### Short task
Write out all entries word for word.

☆ ☆ ☆ ☆ ☆ ☆ ☆

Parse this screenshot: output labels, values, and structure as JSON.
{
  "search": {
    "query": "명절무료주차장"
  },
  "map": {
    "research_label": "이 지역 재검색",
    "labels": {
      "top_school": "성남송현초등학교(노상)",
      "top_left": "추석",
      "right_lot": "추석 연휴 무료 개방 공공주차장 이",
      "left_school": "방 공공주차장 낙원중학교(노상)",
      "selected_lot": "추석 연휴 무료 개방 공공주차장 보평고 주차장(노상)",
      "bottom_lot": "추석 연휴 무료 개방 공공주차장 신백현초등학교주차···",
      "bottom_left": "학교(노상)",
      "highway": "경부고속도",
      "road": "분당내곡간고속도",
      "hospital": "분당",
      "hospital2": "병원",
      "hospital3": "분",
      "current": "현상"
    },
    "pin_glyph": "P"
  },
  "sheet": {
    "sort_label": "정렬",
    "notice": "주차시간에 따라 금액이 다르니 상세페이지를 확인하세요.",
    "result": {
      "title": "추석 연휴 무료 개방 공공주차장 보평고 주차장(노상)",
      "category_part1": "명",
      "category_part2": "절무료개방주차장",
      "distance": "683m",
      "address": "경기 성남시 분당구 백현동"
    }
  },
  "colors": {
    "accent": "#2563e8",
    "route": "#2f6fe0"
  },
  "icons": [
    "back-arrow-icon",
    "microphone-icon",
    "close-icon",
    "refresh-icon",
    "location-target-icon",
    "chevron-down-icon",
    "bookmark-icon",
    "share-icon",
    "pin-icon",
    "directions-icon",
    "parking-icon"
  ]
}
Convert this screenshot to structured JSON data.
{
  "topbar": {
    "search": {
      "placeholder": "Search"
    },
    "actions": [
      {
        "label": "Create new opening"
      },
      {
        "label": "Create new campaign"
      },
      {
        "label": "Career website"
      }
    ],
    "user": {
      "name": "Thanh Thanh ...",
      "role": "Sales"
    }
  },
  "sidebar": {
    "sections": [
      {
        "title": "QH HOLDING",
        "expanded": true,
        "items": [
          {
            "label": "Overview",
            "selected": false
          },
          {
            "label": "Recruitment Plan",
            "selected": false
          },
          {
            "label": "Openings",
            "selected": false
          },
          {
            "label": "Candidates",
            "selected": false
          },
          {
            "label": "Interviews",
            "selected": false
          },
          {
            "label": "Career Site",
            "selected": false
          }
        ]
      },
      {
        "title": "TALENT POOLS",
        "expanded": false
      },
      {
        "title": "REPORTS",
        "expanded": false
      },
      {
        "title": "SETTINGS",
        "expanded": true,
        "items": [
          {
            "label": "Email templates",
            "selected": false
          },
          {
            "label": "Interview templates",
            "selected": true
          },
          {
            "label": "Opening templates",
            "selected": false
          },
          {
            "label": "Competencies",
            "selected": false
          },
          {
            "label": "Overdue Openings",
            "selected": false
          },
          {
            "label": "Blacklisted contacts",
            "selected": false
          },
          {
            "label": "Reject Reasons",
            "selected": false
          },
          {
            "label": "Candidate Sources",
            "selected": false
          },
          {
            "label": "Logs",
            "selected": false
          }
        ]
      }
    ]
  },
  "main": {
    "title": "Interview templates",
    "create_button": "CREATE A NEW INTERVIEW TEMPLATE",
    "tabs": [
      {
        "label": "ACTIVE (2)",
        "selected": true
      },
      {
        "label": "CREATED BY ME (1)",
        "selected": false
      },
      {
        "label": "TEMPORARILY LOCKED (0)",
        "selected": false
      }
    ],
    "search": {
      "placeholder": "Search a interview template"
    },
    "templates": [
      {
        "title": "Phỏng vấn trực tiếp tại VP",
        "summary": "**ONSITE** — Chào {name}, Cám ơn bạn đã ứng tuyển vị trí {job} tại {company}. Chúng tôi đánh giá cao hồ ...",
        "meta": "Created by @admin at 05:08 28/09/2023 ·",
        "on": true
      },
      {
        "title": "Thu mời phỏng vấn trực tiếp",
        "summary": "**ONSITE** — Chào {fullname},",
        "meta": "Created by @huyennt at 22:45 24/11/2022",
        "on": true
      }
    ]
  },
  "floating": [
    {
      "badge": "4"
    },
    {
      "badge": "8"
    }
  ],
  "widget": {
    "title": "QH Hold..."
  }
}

☆ ☆ ☆ ☆ ☆ ☆ ☆

### Task output
Parse this screenshot: output labels, values, and structure as JSON.
{
  "search": {
    "query": "명절무료주차장"
  },
  "map": {
    "research_label": "이 지역 재검색",
    "labels": {
      "top_school": "성남송현초등학교(노상)",
      "top_left": "추석",
      "right_lot": "추석 연휴 무료 개방 공공주차장 이",
      "left_school": "방 공공주차장 낙원중학교(노상)",
      "selected_lot": "추석 연휴 무료 개방 공공주차장 보평고 주차장(노상)",
      "bottom_lot": "추석 연휴 무료 개방 공공주차장 신백현초등학교주차···",
      "bottom_left": "학교(노상)",
      "highway": "경부고속도",
      "road": "분당내곡간고속도",
      "hospital": "분당",
      "hospital2": "병원",
      "hospital3": "분",
      "current": "현상"
    },
    "pin_glyph": "P"
  },
  "sheet": {
    "sort_label": "정렬",
    "notice": "주차시간에 따라 금액이 다르니 상세페이지를 확인하세요.",
    "result": {
      "title": "추석 연휴 무료 개방 공공주차장 보평고 주차장(노상)",
      "category_part1": "명",
      "category_part2": "절무료개방주차장",
      "distance": "683m",
      "address": "경기 성남시 분당구 백현동"
    }
  },
  "colors": {
    "accent": "#2563e8",
    "route": "#2f6fe0"
  },
  "icons": [
    "back-arrow-icon",
    "microphone-icon",
    "close-icon",
    "refresh-icon",
    "location-target-icon",
    "chevron-down-icon",
    "bookmark-icon",
    "share-icon",
    "pin-icon",
    "directions-icon",
    "parking-icon"
  ]
}
Convert this screenshot to structured JSON data.
{
  "topbar": {
    "search": {
      "placeholder": "Search"
    },
    "actions": [
      {
        "label": "Create new opening"
      },
      {
        "label": "Create new campaign"
      },
      {
        "label": "Career website"
      }
    ],
    "user": {
      "name": "Thanh Thanh ...",
      "role": "Sales"
    }
  },
  "sidebar": {
    "sections": [
      {
        "title": "QH HOLDING",
        "expanded": true,
        "items": [
          {
            "label": "Overview",
            "selected": false
          },
          {
            "label": "Recruitment Plan",
            "selected": false
          },
          {
            "label": "Openings",
            "selected": false
          },
          {
            "label": "Candidates",
            "selected": false
          },
          {
            "label": "Interviews",
            "selected": false
          },
          {
            "label": "Career Site",
            "selected": false
          }
        ]
      },
      {
        "title": "TALENT POOLS",
        "expanded": false
      },
      {
        "title": "REPORTS",
        "expanded": false
      },
      {
        "title": "SETTINGS",
        "expanded": true,
        "items": [
          {
            "label": "Email templates",
            "selected": false
          },
          {
            "label": "Interview templates",
            "selected": true
          },
          {
            "label": "Opening templates",
            "selected": false
          },
          {
            "label": "Competencies",
            "selected": false
          },
          {
            "label": "Overdue Openings",
            "selected": false
          },
          {
            "label": "Blacklisted contacts",
            "selected": false
          },
          {
            "label": "Reject Reasons",
            "selected": false
          },
          {
            "label": "Candidate Sources",
            "selected": false
          },
          {
            "label": "Logs",
            "selected": false
          }
        ]
      }
    ]
  },
  "main": {
    "title": "Interview templates",
    "create_button": "CREATE A NEW INTERVIEW TEMPLATE",
    "tabs": [
      {
        "label": "ACTIVE (2)",
        "selected": true
      },
      {
        "label": "CREATED BY ME (1)",
        "selected": false
      },
      {
        "label": "TEMPORARILY LOCKED (0)",
        "selected": false
      }
    ],
    "search": {
      "placeholder": "Search a interview template"
    },
    "templates": [
      {
        "title": "Phỏng vấn trực tiếp tại VP",
        "summary": "**ONSITE** — Chào {name}, Cám ơn bạn đã ứng tuyển vị trí {job} tại {company}. Chúng tôi đánh giá cao hồ ...",
        "meta": "Created by @admin at 05:08 28/09/2023 ·",
        "on": true
      },
      {
        "title": "Thu mời phỏng vấn trực tiếp",
        "summary": "**ONSITE** — Chào {fullname},",
        "meta": "Created by @huyennt at 22:45 24/11/2022",
        "on": true
      }
    ]
  },
  "floating": [
    {
      "badge": "4"
    },
    {
      "badge": "8"
    }
  ],
  "widget": {
    "title": "QH Hold..."
  }
}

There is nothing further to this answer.